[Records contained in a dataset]
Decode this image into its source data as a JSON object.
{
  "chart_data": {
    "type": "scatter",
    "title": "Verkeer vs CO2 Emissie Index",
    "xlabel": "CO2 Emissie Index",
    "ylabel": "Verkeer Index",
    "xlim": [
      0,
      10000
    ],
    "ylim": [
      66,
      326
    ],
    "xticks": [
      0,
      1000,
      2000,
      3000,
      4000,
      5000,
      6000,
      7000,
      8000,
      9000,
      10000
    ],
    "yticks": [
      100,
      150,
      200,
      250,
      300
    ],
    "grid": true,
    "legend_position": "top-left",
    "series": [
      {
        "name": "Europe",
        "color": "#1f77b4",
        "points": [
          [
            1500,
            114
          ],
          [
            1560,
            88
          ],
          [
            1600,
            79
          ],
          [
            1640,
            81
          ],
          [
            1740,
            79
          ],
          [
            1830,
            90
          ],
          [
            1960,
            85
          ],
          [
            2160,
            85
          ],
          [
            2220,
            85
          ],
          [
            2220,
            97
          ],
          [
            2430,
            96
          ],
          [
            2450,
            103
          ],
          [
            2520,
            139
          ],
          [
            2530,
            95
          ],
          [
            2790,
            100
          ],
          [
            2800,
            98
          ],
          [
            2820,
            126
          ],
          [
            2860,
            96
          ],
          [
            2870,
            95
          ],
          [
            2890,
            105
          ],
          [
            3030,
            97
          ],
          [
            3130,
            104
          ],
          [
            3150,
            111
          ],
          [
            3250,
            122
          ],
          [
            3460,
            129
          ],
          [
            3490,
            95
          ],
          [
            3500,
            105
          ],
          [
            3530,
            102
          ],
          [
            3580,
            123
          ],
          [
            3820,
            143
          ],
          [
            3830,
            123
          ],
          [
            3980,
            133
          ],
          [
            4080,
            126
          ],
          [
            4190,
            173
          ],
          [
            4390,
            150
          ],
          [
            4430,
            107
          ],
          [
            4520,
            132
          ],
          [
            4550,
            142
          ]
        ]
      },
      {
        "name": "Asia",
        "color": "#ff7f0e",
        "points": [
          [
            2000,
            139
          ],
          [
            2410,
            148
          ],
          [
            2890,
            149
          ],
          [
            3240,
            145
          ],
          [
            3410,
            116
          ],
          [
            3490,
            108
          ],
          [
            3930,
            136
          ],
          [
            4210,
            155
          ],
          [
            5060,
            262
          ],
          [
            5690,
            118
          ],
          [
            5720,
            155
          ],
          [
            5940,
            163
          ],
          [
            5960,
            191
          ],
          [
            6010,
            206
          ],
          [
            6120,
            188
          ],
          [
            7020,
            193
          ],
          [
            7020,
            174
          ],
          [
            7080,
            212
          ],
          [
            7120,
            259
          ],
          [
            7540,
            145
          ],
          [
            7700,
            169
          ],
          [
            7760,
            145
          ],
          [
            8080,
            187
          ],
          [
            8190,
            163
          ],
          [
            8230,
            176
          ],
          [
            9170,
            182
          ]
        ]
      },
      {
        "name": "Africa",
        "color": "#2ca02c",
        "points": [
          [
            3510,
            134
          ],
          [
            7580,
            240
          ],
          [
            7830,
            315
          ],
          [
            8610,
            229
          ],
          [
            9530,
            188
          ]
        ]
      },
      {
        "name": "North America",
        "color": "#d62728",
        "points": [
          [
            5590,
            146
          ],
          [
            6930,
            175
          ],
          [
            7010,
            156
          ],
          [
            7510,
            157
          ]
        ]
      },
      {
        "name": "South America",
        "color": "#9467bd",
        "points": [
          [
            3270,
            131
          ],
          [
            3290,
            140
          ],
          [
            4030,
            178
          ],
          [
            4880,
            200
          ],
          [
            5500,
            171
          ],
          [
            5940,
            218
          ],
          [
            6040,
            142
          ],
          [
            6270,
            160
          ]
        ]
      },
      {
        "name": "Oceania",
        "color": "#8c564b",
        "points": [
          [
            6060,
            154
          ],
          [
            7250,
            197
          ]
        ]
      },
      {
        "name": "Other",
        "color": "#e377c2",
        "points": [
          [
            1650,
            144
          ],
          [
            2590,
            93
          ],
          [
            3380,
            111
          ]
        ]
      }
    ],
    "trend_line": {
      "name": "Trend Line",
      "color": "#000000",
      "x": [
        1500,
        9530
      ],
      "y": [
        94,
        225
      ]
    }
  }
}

§ **Given request**
Look through the records and gather every line containing "America".

§ **Response to this exercise**
        "name": "North America",
        "name": "South America",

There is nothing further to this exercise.